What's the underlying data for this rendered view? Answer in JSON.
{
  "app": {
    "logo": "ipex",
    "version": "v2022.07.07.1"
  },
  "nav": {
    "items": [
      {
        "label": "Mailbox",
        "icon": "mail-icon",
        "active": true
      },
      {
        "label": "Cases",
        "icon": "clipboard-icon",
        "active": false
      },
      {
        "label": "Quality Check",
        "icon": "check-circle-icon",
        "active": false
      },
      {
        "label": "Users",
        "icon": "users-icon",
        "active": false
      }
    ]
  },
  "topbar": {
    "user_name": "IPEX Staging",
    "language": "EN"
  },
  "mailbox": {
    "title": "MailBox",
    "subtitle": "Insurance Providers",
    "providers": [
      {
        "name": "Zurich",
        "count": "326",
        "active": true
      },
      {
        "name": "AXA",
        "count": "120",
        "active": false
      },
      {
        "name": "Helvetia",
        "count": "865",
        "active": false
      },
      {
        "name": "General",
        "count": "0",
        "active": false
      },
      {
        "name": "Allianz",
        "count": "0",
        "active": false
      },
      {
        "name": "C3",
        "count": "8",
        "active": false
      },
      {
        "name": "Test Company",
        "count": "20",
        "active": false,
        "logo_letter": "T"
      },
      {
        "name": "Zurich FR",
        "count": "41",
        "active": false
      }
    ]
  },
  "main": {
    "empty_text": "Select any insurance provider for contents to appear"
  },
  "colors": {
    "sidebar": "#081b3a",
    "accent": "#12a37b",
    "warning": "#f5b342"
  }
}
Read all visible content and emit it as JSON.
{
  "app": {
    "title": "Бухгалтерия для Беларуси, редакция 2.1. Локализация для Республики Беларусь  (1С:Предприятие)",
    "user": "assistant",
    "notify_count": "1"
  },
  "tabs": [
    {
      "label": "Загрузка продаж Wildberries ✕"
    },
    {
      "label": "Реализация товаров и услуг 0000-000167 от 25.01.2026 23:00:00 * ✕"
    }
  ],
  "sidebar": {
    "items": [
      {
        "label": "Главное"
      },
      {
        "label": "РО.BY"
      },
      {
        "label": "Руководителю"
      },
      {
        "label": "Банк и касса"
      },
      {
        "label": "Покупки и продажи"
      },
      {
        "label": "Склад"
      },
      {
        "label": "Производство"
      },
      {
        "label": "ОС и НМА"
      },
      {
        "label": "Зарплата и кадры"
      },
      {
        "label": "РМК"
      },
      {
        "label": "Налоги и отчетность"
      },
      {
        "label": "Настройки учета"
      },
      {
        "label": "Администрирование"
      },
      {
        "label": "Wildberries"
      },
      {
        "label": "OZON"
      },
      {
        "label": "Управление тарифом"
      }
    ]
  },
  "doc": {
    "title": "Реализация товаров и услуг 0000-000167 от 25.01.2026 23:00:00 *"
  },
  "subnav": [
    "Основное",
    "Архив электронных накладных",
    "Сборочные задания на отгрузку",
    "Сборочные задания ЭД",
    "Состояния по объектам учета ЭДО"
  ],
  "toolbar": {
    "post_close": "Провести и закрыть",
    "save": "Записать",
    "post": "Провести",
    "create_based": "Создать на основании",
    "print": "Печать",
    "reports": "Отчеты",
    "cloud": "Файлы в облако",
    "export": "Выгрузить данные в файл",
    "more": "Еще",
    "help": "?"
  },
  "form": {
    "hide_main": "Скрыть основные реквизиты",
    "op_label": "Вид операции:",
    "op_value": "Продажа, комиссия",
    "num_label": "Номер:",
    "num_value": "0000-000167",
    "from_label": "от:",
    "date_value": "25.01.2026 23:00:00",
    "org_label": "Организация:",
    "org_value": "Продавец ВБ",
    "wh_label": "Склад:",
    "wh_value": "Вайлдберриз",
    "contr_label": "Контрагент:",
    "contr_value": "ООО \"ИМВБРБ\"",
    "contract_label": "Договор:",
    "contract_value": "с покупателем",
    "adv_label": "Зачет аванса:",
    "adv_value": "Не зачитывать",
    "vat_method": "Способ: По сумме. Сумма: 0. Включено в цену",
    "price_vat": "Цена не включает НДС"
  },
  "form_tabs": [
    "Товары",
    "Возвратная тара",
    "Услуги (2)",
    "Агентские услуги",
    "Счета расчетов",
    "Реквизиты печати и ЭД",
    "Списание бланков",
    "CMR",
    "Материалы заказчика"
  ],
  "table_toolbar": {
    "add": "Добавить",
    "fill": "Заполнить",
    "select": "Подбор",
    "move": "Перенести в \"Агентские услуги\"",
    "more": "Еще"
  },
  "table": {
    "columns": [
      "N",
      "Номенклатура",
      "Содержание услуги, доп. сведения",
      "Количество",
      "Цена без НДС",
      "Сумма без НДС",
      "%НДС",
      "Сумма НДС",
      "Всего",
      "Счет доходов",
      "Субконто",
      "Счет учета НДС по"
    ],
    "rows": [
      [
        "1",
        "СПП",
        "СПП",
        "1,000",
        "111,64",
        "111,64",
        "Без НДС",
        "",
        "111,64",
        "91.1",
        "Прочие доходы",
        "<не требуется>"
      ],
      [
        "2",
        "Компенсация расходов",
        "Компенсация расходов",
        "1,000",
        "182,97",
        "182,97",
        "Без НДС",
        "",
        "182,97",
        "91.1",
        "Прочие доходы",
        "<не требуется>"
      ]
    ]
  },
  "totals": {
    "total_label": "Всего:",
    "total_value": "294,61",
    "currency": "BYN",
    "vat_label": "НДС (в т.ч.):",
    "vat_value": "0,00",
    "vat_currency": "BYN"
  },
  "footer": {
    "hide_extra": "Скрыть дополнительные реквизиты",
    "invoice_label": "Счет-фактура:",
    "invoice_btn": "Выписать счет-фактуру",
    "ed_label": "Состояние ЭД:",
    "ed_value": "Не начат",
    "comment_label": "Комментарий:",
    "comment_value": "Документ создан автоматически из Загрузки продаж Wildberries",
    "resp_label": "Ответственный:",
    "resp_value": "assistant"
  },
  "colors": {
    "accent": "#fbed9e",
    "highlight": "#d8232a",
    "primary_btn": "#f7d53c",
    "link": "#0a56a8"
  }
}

━━━━━━━━━━━━━━━━━━━━━━━━━━━━━━

▸ Aim
Pull out each line of the records holding the string "Цена".

▸ Task answer
    "price_vat": "Цена не включает НДС"
      "Цена без НДС",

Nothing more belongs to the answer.